===== THE DATA =====

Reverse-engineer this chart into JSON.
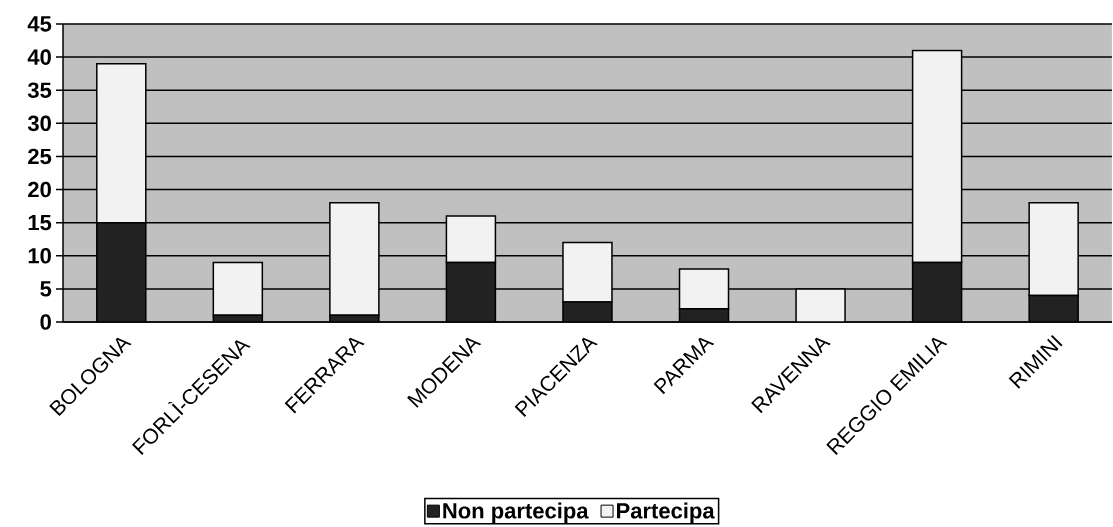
{
  "chart_data": {
    "type": "bar",
    "stacked": true,
    "categories": [
      "BOLOGNA",
      "FORLÌ-CESENA",
      "FERRARA",
      "MODENA",
      "PIACENZA",
      "PARMA",
      "RAVENNA",
      "REGGIO EMILIA",
      "RIMINI"
    ],
    "series": [
      {
        "name": "Non partecipa",
        "color": "#222222",
        "values": [
          15,
          1,
          1,
          9,
          3,
          2,
          0,
          9,
          4
        ]
      },
      {
        "name": "Partecipa",
        "color": "#f2f2f2",
        "values": [
          24,
          8,
          17,
          7,
          9,
          6,
          5,
          32,
          14
        ]
      }
    ],
    "ylim": [
      0,
      45
    ],
    "yticks": [
      0,
      5,
      10,
      15,
      20,
      25,
      30,
      35,
      40,
      45
    ],
    "grid": "y",
    "legend": "bottom"
  }
}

=====

TASK GOAL
Set the entries down again exactly. Do not include the images.

PROBLEM SOLUTION
Reverse-engineer this chart into JSON.
{
  "chart_data": {
    "type": "bar",
    "stacked": true,
    "categories": [
      "BOLOGNA",
      "FORLÌ-CESENA",
      "FERRARA",
      "MODENA",
      "PIACENZA",
      "PARMA",
      "RAVENNA",
      "REGGIO EMILIA",
      "RIMINI"
    ],
    "series": [
      {
        "name": "Non partecipa",
        "color": "#222222",
        "values": [
          15,
          1,
          1,
          9,
          3,
          2,
          0,
          9,
          4
        ]
      },
      {
        "name": "Partecipa",
        "color": "#f2f2f2",
        "values": [
          24,
          8,
          17,
          7,
          9,
          6,
          5,
          32,
          14
        ]
      }
    ],
    "ylim": [
      0,
      45
    ],
    "yticks": [
      0,
      5,
      10,
      15,
      20,
      25,
      30,
      35,
      40,
      45
    ],
    "grid": "y",
    "legend": "bottom"
  }
}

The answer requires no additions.